## Problem statement:
Look through the lines below and extract any with the word "this".

## Records for processing:
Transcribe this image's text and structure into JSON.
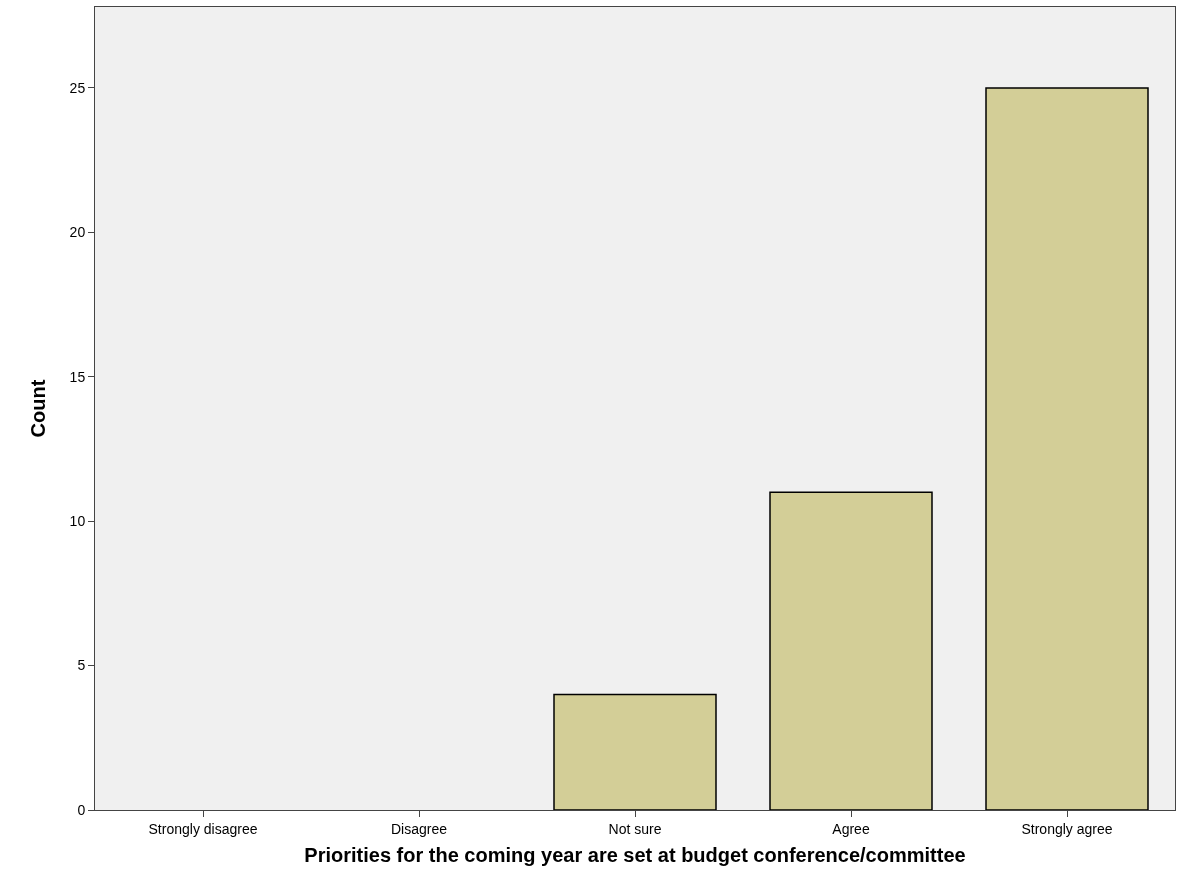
{
  "chart_data": {
    "type": "bar",
    "xlabel": "Priorities for the coming year are set at budget conference/committee",
    "ylabel": "Count",
    "categories": [
      "Strongly disagree",
      "Disagree",
      "Not sure",
      "Agree",
      "Strongly agree"
    ],
    "values": [
      0,
      0,
      4,
      11,
      25
    ],
    "color": "#d3ce97",
    "ylim": [
      0,
      27.8
    ],
    "yticks": [
      0,
      5,
      10,
      15,
      20,
      25
    ],
    "grid": false
  }
}
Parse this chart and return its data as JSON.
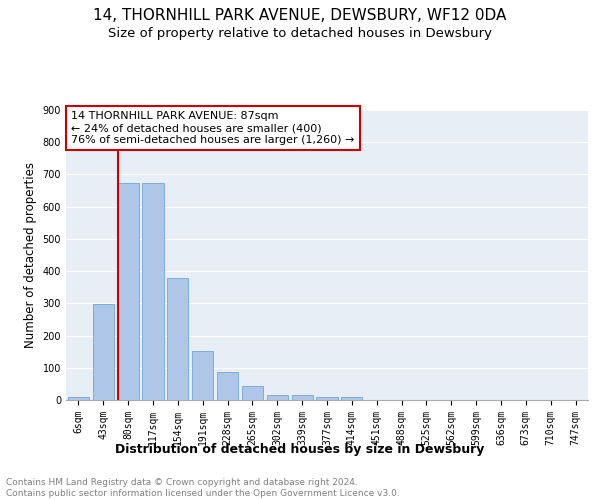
{
  "title": "14, THORNHILL PARK AVENUE, DEWSBURY, WF12 0DA",
  "subtitle": "Size of property relative to detached houses in Dewsbury",
  "xlabel": "Distribution of detached houses by size in Dewsbury",
  "ylabel": "Number of detached properties",
  "bar_labels": [
    "6sqm",
    "43sqm",
    "80sqm",
    "117sqm",
    "154sqm",
    "191sqm",
    "228sqm",
    "265sqm",
    "302sqm",
    "339sqm",
    "377sqm",
    "414sqm",
    "451sqm",
    "488sqm",
    "525sqm",
    "562sqm",
    "599sqm",
    "636sqm",
    "673sqm",
    "710sqm",
    "747sqm"
  ],
  "bar_values": [
    8,
    298,
    675,
    675,
    380,
    152,
    88,
    42,
    15,
    15,
    8,
    8,
    0,
    0,
    0,
    0,
    0,
    0,
    0,
    0,
    0
  ],
  "bar_color": "#aec6e8",
  "bar_edge_color": "#5a9fd4",
  "background_color": "#e8eef5",
  "vline_color": "#cc0000",
  "annotation_text": "14 THORNHILL PARK AVENUE: 87sqm\n← 24% of detached houses are smaller (400)\n76% of semi-detached houses are larger (1,260) →",
  "annotation_box_color": "#ffffff",
  "annotation_box_edge_color": "#cc0000",
  "ylim": [
    0,
    900
  ],
  "yticks": [
    0,
    100,
    200,
    300,
    400,
    500,
    600,
    700,
    800,
    900
  ],
  "footer_text": "Contains HM Land Registry data © Crown copyright and database right 2024.\nContains public sector information licensed under the Open Government Licence v3.0.",
  "title_fontsize": 11,
  "subtitle_fontsize": 9.5,
  "xlabel_fontsize": 9,
  "ylabel_fontsize": 8.5,
  "tick_fontsize": 7,
  "annotation_fontsize": 8,
  "footer_fontsize": 6.5
}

## Complete response:
Transcribe this image's text and structure into JSON.
Parse this chart and return its data as JSON.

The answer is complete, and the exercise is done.